▶ _Task brief_: Every line below should be repeated exactly.

— start Records for the task —

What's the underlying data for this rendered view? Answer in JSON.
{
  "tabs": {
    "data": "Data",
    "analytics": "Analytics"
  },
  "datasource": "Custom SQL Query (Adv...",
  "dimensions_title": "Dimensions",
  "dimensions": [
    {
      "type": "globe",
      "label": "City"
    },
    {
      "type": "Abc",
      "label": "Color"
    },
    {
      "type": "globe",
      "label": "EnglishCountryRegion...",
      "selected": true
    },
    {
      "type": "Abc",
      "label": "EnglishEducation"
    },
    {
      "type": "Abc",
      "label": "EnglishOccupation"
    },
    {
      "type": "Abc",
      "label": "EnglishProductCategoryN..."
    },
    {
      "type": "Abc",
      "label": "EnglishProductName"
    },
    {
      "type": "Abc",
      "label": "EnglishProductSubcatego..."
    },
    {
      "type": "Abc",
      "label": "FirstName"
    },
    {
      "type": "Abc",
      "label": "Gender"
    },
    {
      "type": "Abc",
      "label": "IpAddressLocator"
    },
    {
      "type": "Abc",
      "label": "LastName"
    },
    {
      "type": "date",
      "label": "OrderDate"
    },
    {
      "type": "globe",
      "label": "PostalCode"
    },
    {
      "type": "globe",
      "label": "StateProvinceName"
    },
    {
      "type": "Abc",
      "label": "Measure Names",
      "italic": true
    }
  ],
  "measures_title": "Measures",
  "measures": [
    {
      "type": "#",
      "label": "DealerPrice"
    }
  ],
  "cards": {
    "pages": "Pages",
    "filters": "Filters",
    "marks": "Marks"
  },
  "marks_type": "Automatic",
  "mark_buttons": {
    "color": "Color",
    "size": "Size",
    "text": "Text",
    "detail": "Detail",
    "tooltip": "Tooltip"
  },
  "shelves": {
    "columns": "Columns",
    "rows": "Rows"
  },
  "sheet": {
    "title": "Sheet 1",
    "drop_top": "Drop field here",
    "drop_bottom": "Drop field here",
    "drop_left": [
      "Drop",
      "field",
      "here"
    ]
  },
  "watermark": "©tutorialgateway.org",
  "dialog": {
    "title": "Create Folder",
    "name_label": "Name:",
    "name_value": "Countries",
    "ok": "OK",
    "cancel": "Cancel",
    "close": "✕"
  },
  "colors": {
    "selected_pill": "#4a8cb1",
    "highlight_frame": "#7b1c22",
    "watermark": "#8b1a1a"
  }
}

— end Records for the task —

▶ _Solution for this exercise_:
What's the underlying data for this rendered view? Answer in JSON.
{
  "tabs": {
    "data": "Data",
    "analytics": "Analytics"
  },
  "datasource": "Custom SQL Query (Adv...",
  "dimensions_title": "Dimensions",
  "dimensions": [
    {
      "type": "globe",
      "label": "City"
    },
    {
      "type": "Abc",
      "label": "Color"
    },
    {
      "type": "globe",
      "label": "EnglishCountryRegion...",
      "selected": true
    },
    {
      "type": "Abc",
      "label": "EnglishEducation"
    },
    {
      "type": "Abc",
      "label": "EnglishOccupation"
    },
    {
      "type": "Abc",
      "label": "EnglishProductCategoryN..."
    },
    {
      "type": "Abc",
      "label": "EnglishProductName"
    },
    {
      "type": "Abc",
      "label": "EnglishProductSubcatego..."
    },
    {
      "type": "Abc",
      "label": "FirstName"
    },
    {
      "type": "Abc",
      "label": "Gender"
    },
    {
      "type": "Abc",
      "label": "IpAddressLocator"
    },
    {
      "type": "Abc",
      "label": "LastName"
    },
    {
      "type": "date",
      "label": "OrderDate"
    },
    {
      "type": "globe",
      "label": "PostalCode"
    },
    {
      "type": "globe",
      "label": "StateProvinceName"
    },
    {
      "type": "Abc",
      "label": "Measure Names",
      "italic": true
    }
  ],
  "measures_title": "Measures",
  "measures": [
    {
      "type": "#",
      "label": "DealerPrice"
    }
  ],
  "cards": {
    "pages": "Pages",
    "filters": "Filters",
    "marks": "Marks"
  },
  "marks_type": "Automatic",
  "mark_buttons": {
    "color": "Color",
    "size": "Size",
    "text": "Text",
    "detail": "Detail",
    "tooltip": "Tooltip"
  },
  "shelves": {
    "columns": "Columns",
    "rows": "Rows"
  },
  "sheet": {
    "title": "Sheet 1",
    "drop_top": "Drop field here",
    "drop_bottom": "Drop field here",
    "drop_left": [
      "Drop",
      "field",
      "here"
    ]
  },
  "watermark": "©tutorialgateway.org",
  "dialog": {
    "title": "Create Folder",
    "name_label": "Name:",
    "name_value": "Countries",
    "ok": "OK",
    "cancel": "Cancel",
    "close": "✕"
  },
  "colors": {
    "selected_pill": "#4a8cb1",
    "highlight_frame": "#7b1c22",
    "watermark": "#8b1a1a"
  }
}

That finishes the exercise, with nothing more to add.